GOAL
Determine the number of lines that contain the word "header", then state that number and nothing more.

INPUT RECORDS
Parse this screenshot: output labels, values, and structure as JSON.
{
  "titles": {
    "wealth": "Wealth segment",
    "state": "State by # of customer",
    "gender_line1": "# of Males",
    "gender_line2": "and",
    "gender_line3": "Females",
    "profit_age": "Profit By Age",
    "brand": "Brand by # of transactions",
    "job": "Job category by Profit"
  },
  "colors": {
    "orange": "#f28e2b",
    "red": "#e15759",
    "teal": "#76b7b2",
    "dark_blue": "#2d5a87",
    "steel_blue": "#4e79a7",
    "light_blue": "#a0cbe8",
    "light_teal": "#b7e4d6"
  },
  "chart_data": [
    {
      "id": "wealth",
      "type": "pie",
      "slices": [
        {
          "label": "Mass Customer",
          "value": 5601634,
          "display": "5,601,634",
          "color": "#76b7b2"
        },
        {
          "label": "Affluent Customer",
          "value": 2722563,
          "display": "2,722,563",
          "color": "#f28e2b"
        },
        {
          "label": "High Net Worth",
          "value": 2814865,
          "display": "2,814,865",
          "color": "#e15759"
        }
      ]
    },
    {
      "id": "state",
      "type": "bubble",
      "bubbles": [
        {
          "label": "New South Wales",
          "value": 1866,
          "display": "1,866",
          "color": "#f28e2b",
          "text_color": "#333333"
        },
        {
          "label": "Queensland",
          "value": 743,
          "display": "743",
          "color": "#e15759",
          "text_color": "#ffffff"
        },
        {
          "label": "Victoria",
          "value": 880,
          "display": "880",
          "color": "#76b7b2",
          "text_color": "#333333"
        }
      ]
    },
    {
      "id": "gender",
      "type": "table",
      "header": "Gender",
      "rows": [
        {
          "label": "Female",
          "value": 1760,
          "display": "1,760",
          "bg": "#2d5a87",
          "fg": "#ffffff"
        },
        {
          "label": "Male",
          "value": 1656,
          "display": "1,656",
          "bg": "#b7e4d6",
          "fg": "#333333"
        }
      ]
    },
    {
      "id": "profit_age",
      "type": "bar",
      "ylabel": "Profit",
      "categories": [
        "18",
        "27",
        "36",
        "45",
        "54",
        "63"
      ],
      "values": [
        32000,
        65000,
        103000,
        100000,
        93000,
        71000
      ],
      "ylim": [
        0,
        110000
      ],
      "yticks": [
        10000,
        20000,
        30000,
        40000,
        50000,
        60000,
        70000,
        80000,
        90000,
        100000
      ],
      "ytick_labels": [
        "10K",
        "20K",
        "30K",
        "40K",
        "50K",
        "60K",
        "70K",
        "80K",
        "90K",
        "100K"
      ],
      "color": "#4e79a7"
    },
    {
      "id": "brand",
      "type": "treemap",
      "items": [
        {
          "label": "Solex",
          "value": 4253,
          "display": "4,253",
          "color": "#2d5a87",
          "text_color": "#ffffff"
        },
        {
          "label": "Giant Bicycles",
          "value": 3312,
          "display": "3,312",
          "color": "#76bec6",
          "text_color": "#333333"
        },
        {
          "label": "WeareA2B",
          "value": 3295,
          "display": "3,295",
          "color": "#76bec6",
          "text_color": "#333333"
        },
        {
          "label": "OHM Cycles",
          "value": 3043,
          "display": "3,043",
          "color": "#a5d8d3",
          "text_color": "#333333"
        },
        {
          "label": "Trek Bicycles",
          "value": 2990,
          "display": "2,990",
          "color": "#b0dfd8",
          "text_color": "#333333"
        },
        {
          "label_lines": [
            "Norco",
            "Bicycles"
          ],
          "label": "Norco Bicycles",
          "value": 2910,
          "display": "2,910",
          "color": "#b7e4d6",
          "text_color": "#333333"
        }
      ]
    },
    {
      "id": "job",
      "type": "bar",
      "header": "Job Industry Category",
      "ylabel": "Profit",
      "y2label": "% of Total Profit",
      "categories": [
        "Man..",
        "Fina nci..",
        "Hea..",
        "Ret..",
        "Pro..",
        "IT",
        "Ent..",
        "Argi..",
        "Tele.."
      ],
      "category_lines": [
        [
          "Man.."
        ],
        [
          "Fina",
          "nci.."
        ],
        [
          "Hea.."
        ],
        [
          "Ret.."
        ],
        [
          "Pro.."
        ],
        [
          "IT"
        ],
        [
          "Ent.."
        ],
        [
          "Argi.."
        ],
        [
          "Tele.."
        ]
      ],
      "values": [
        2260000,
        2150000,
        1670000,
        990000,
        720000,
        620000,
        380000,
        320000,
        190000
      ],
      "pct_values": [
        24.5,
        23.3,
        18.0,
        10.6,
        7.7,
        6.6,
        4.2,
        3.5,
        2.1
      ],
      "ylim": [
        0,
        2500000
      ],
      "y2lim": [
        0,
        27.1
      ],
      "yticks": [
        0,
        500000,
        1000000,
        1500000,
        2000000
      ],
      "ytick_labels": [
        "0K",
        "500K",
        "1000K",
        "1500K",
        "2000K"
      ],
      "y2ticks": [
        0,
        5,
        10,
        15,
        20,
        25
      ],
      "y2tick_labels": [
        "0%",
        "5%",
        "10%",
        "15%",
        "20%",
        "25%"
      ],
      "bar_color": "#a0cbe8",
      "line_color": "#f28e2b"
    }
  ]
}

TASK ANSWER
2